§ **DATA LISTING**:
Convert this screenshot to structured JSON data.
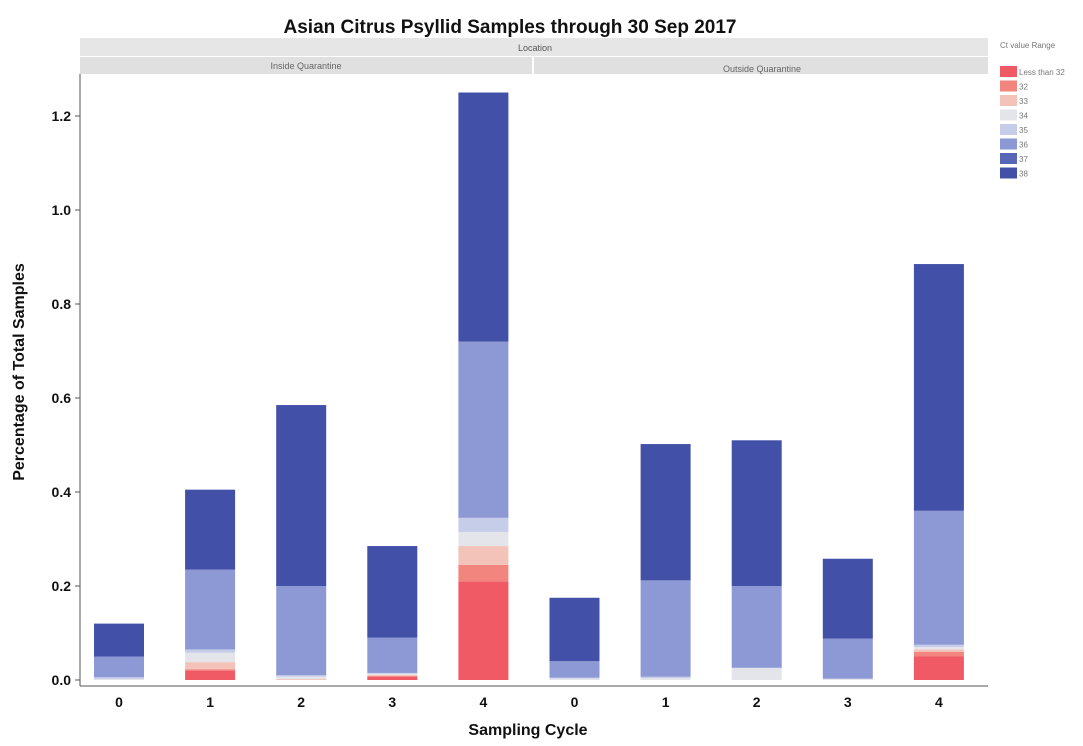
{
  "chart_data": {
    "type": "bar",
    "stacked": true,
    "title": "Asian Citrus Psyllid Samples through 30 Sep 2017",
    "xlabel": "Sampling Cycle",
    "ylabel": "Percentage of Total Samples",
    "ylim": [
      0,
      1.3
    ],
    "yticks": [
      0.0,
      0.2,
      0.4,
      0.6,
      0.8,
      1.0,
      1.2
    ],
    "ytick_labels": [
      "0.0",
      "0.2",
      "0.4",
      "0.6",
      "0.8",
      "1.0",
      "1.2"
    ],
    "grid": false,
    "group_header": "Location",
    "groups": [
      {
        "name": "Inside Quarantine",
        "categories": [
          "0",
          "1",
          "2",
          "3",
          "4"
        ]
      },
      {
        "name": "Outside Quarantine",
        "categories": [
          "0",
          "1",
          "2",
          "3",
          "4"
        ]
      }
    ],
    "legend": {
      "title": "Ct value Range",
      "placement": "right",
      "entries": [
        "Less than 32",
        "32",
        "33",
        "34",
        "35",
        "36",
        "37",
        "38"
      ]
    },
    "series": [
      {
        "name": "Less than 32",
        "color": "#f05a64",
        "values": [
          0,
          0.02,
          0,
          0.007,
          0.21,
          0,
          0,
          0,
          0,
          0.05
        ]
      },
      {
        "name": "32",
        "color": "#f3857f",
        "values": [
          0,
          0.003,
          0,
          0.002,
          0.035,
          0,
          0,
          0,
          0,
          0.01
        ]
      },
      {
        "name": "33",
        "color": "#f3c2b8",
        "values": [
          0,
          0.015,
          0.002,
          0.002,
          0.04,
          0,
          0,
          0,
          0,
          0.005
        ]
      },
      {
        "name": "34",
        "color": "#e4e5ea",
        "values": [
          0.002,
          0.02,
          0.005,
          0.002,
          0.03,
          0.003,
          0.004,
          0.025,
          0.002,
          0.005
        ]
      },
      {
        "name": "35",
        "color": "#c6cde8",
        "values": [
          0.004,
          0.007,
          0.003,
          0.002,
          0.03,
          0.002,
          0.003,
          0.001,
          0.001,
          0.005
        ]
      },
      {
        "name": "36",
        "color": "#8d99d4",
        "values": [
          0.044,
          0.17,
          0.19,
          0.075,
          0.375,
          0.035,
          0.205,
          0.174,
          0.085,
          0.285
        ]
      },
      {
        "name": "37",
        "color": "#5866b7",
        "values": [
          0,
          0,
          0,
          0,
          0,
          0,
          0,
          0,
          0,
          0
        ]
      },
      {
        "name": "38",
        "color": "#4350a8",
        "values": [
          0.07,
          0.17,
          0.385,
          0.195,
          0.53,
          0.135,
          0.29,
          0.31,
          0.17,
          0.525
        ]
      }
    ]
  }
}
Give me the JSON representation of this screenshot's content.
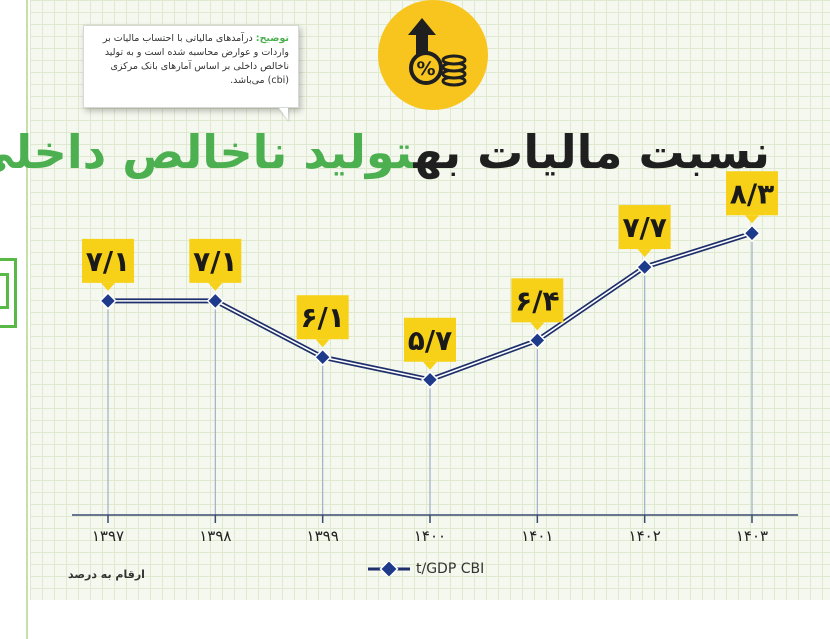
{
  "header": {
    "title_part1": "نسبت مالیات به",
    "title_part2": "تولید ناخالص داخلی"
  },
  "note": {
    "label": "توضیح:",
    "text": "درآمدهای مالیاتی با احتساب مالیات بر واردات و عوارض محاسبه شده است و به تولید ناخالص داخلی بر اساس آمارهای بانک مرکزی (cbi) می‌باشد."
  },
  "badge": {
    "icons": [
      "arrow-up-icon",
      "percent-icon",
      "coin-stack-icon"
    ]
  },
  "colors": {
    "label_box": "#f7d117",
    "line": "#1e2f6b",
    "marker_fill": "#1e3a8a",
    "badge_bg": "#f7c51e",
    "title_green": "#4caf50",
    "title_dark": "#1f1f1f"
  },
  "footer": {
    "units_note": "ارقام به درصد"
  },
  "chart_data": {
    "type": "line",
    "categories": [
      "۱۳۹۷",
      "۱۳۹۸",
      "۱۳۹۹",
      "۱۴۰۰",
      "۱۴۰۱",
      "۱۴۰۲",
      "۱۴۰۳"
    ],
    "value_labels": [
      "۷/۱",
      "۷/۱",
      "۶/۱",
      "۵/۷",
      "۶/۴",
      "۷/۷",
      "۸/۳"
    ],
    "series": [
      {
        "name": "t/GDP CBI",
        "values": [
          7.1,
          7.1,
          6.1,
          5.7,
          6.4,
          7.7,
          8.3
        ]
      }
    ],
    "ylim": [
      3.3,
      9.6
    ],
    "grid": true,
    "legend": "bottom-center",
    "xlabel": "",
    "ylabel": ""
  }
}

§ **OBJECTIVE**: Tally the lines holding the string "مالیات" and give only the count.

§ **EXERCISE OUTPUT**: 2